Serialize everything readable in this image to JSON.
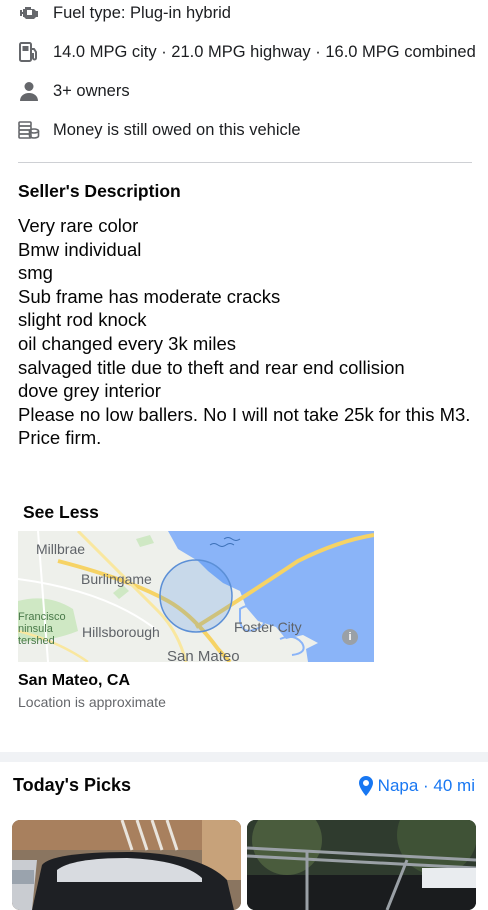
{
  "features": [
    {
      "icon": "engine-icon",
      "text": "Fuel type: Plug-in hybrid"
    },
    {
      "icon": "fuel-pump-icon",
      "text": "14.0 MPG city · 21.0 MPG highway · 16.0 MPG combined"
    },
    {
      "icon": "person-icon",
      "text": "3+ owners"
    },
    {
      "icon": "money-stack-icon",
      "text": "Money is still owed on this vehicle"
    }
  ],
  "seller": {
    "heading": "Seller's Description",
    "lines": [
      "Very rare color",
      "Bmw individual",
      "smg",
      "Sub frame has moderate cracks",
      "slight rod knock",
      "oil changed every 3k miles",
      "salvaged title due to theft and rear end collision",
      "dove grey interior",
      "Please no low ballers. No I will not take 25k for this M3.",
      "Price firm."
    ],
    "toggle": "See Less"
  },
  "map": {
    "labels": {
      "millbrae": "Millbrae",
      "burlingame": "Burlingame",
      "sf_1": "Francisco",
      "sf_2": "ninsula",
      "sf_3": "tershed",
      "hillsborough": "Hillsborough",
      "foster_city": "Foster City",
      "san_mateo": "San Mateo"
    },
    "info_icon": "info-icon"
  },
  "location": {
    "city": "San Mateo, CA",
    "note": "Location is approximate"
  },
  "picks": {
    "title": "Today's Picks",
    "location": "Napa · 40 mi",
    "location_icon": "location-pin-icon"
  },
  "colors": {
    "accent": "#1877f2",
    "water": "#8ab4f8",
    "highway": "#f6d365"
  }
}
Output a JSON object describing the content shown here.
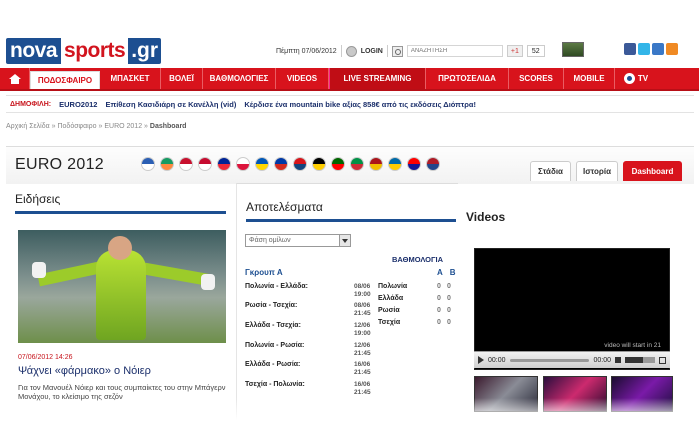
{
  "header": {
    "logo": {
      "part1": "nova",
      "part2": "sports",
      "part3": ".gr"
    },
    "date": "Πέμπτη 07/06/2012",
    "login_label": "LOGIN",
    "search_placeholder": "ΑΝΑΖΗΤΗΣΗ",
    "gplus_label": "+1",
    "gplus_count": "52",
    "social_icons": [
      "facebook-icon",
      "twitter-icon",
      "youtube-icon",
      "rss-icon"
    ]
  },
  "nav": {
    "items": [
      {
        "label": "ΠΟΔΟΣΦΑΙΡΟ",
        "active": true
      },
      {
        "label": "ΜΠΑΣΚΕΤ"
      },
      {
        "label": "ΒΟΛΕΪ"
      },
      {
        "label": "ΒΑΘΜΟΛΟΓΙΕΣ"
      },
      {
        "label": "VIDEOS"
      },
      {
        "label": "LIVE STREAMING"
      },
      {
        "label": "ΠΡΩΤΟΣΕΛΙΔΑ"
      },
      {
        "label": "SCORES"
      },
      {
        "label": "MOBILE"
      },
      {
        "label": "TV"
      }
    ]
  },
  "hot_news": {
    "label": "ΔΗΜΟΦΙΛΗ:",
    "links": [
      "EURO2012",
      "Επίθεση Κασιδιάρη σε Κανέλλη (vid)",
      "Κέρδισε ένα mountain bike αξίας 858€ από τις εκδόσεις Διόπτρα!"
    ]
  },
  "breadcrumb": {
    "items": [
      "Αρχική Σελίδα",
      "Ποδόσφαιρο",
      "EURO 2012"
    ],
    "current": "Dashboard",
    "separator": " » "
  },
  "page": {
    "title": "EURO 2012",
    "flag_colors": [
      [
        "#2b5fb4",
        "#ffffff"
      ],
      [
        "#169b62",
        "#ff883e"
      ],
      [
        "#c8102e",
        "#ffffff"
      ],
      [
        "#c60c30",
        "#ffffff"
      ],
      [
        "#002395",
        "#ed2939"
      ],
      [
        "#ffffff",
        "#dc143c"
      ],
      [
        "#0057b7",
        "#ffd700"
      ],
      [
        "#0039a6",
        "#d52b1e"
      ],
      [
        "#d7141a",
        "#11457e"
      ],
      [
        "#000000",
        "#ffce00"
      ],
      [
        "#006600",
        "#ff0000"
      ],
      [
        "#009246",
        "#ce2b37"
      ],
      [
        "#aa151b",
        "#f1bf00"
      ],
      [
        "#006aa7",
        "#fecc00"
      ],
      [
        "#ff0000",
        "#171796"
      ],
      [
        "#ae1c28",
        "#21468b"
      ]
    ],
    "tabs": [
      {
        "label": "Στάδια"
      },
      {
        "label": "Ιστορία"
      },
      {
        "label": "Dashboard",
        "active": true
      }
    ]
  },
  "news": {
    "section_title": "Ειδήσεις",
    "date": "07/06/2012 14:26",
    "headline": "Ψάχνει «φάρμακο» ο Νόιερ",
    "excerpt": "Για τον Μανουέλ Νόιερ και τους συμπαίκτες του στην Μπάγερν Μονάχου, το κλείσιμο της σεζόν"
  },
  "results": {
    "section_title": "Αποτελέσματα",
    "phase_selected": "Φάση ομίλων",
    "standings_label": "ΒΑΘΜΟΛΟΓΙΑ",
    "group_label": "Γκρουπ Α",
    "col_a": "A",
    "col_b": "B",
    "matches": [
      {
        "teams": "Πολωνία - Ελλάδα:",
        "date": "08/06",
        "time": "19:00"
      },
      {
        "teams": "Ρωσία - Τσεχία:",
        "date": "08/06",
        "time": "21:45"
      },
      {
        "teams": "Ελλάδα - Τσεχία:",
        "date": "12/06",
        "time": "19:00"
      },
      {
        "teams": "Πολωνία - Ρωσία:",
        "date": "12/06",
        "time": "21:45"
      },
      {
        "teams": "Ελλάδα - Ρωσία:",
        "date": "16/06",
        "time": "21:45"
      },
      {
        "teams": "Τσεχία - Πολωνία:",
        "date": "16/06",
        "time": "21:45"
      }
    ],
    "standings": [
      {
        "team": "Πολωνία",
        "a": "0",
        "b": "0"
      },
      {
        "team": "Ελλάδα",
        "a": "0",
        "b": "0"
      },
      {
        "team": "Ρωσία",
        "a": "0",
        "b": "0"
      },
      {
        "team": "Τσεχία",
        "a": "0",
        "b": "0"
      }
    ]
  },
  "videos": {
    "section_title": "Videos",
    "player_notice": "video will start in 21",
    "current_time": "00:00",
    "duration": "00:00"
  }
}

-.-.-

### Goal
In the records above, locate the lines holding the word "Πολωνία". Copy each of them.

### Answer to this exercise
        "teams": "Πολωνία - Ελλάδα:",
        "teams": "Πολωνία - Ρωσία:",
        "teams": "Τσεχία - Πολωνία:",
        "team": "Πολωνία",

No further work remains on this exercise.